(Texto do documento):
-------
P - Isso em que ano? Em que época?
R - Isso foi, deixa eu ver, foi em, não, 80..
P - Década de 80?
R - 86, por aí, se não me engano.
P - Então, são duas instituições diferentes? A Associação Profissional de Atividade Subaquáticas… E o sindicato nacional?
R - É, não, a associação, para você fundar um sindicato, você tem que começar com associação, então foi o precursor. Então, inicialmente a Associação, eu era, eu fui o vice-presidente da Associação, eu sou o sócio número um da Associação (risos), o Raul Cerqueira era o presidente, foi o presidente durante muito tempo, depois eu era o vice-presidente da Associação, mas eu que praticamente tinha os contatos, nós tínhamos muito contato com a imprensa também, a imprensa nos ajudou muito, porque também era coisas interessantes, a imprensa sempre gostou dessas histórias.
P - Era uma categoria profissional que estava tendo visibilidade…
R - Então, aí era uma troca, a gente levava boas histórias para a imprensa, e eles nos davam um certo apoio político. Nas reivindicações da classe. Então…
P - Você hoje tem noção, existe o sindicato ainda?
R - Existe... Mas, o sindicato foi esvaziado, foi aquela coisa de os diretores se acomodam, fazem acordo com os patrões, e a categoria também precisa estar sempre mobilizada, estar interessada, se ela não estiver interessada acaba ocorrendo isso. Então, sindicato, até os próprios trabalhadores começam a falar mal do sindicato, aí… Então, eles tem que ter essa consciência profissional, que o sindicato é que representa eles, então eles têm que cuidar do sindicato e evitar que a diretoria se corrompa, vamos dizer assim, né?
P - Mas, hoje você acha que o mergulhador usa roupas adequadas? O tempo de trabalho, as condições de trabalho são frutos dessa militância?
-------
(Dados de origem):
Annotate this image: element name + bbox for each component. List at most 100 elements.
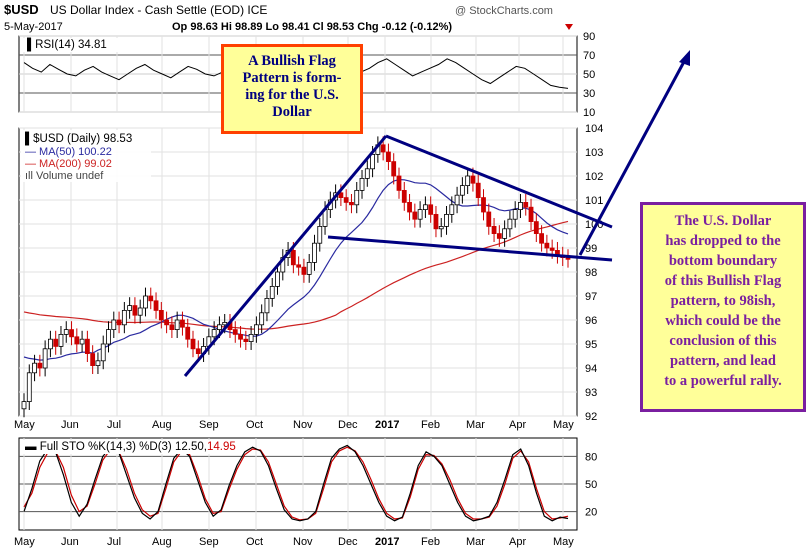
-------
(O que fazer):
1. Reescreva o trecho da entrevista que começa em "P - Isso em" e vai até "o sindicato nacional?", substituindo "época" por "período".
2. Transforme em lista o parágrafo da entrevista que começa com "Existe... Mas, o sindicato foi esvaziado", mantendo os fatos principais.
3. Responda às perguntas a seguir com base na entrevista.
(a) Quem foi o presidente da Associação?
(b) Que número de sócio da Associação o entrevistado diz ser?
(c) O que a imprensa dava em troca das boas histórias?

(Respostas por tarefa):
1.
P - Isso em que ano? Em que período?
R - Isso foi, deixa eu ver, foi em, não, 80..
P - Década de 80?
R - 86, por aí, se não me engano.
P - Então, são duas instituições diferentes? A Associação Profissional de Atividade Subaquáticas… E o sindicato nacional?

2.
- O sindicato ainda existe, mas foi esvaziado.
- Os diretores se acomodam e fazem acordo com os patrões.
- Para evitar isso, a categoria precisa estar sempre mobilizada e interessada.
- Até os próprios trabalhadores começam a falar mal do sindicato.
- Os trabalhadores precisam ter consciência de que o sindicato os representa, cuidar dele e evitar que a diretoria se corrompa.

3.
(a) Raul Cerqueira.
(b) O sócio número um.
(c) Um certo apoio político nas reivindicações da classe.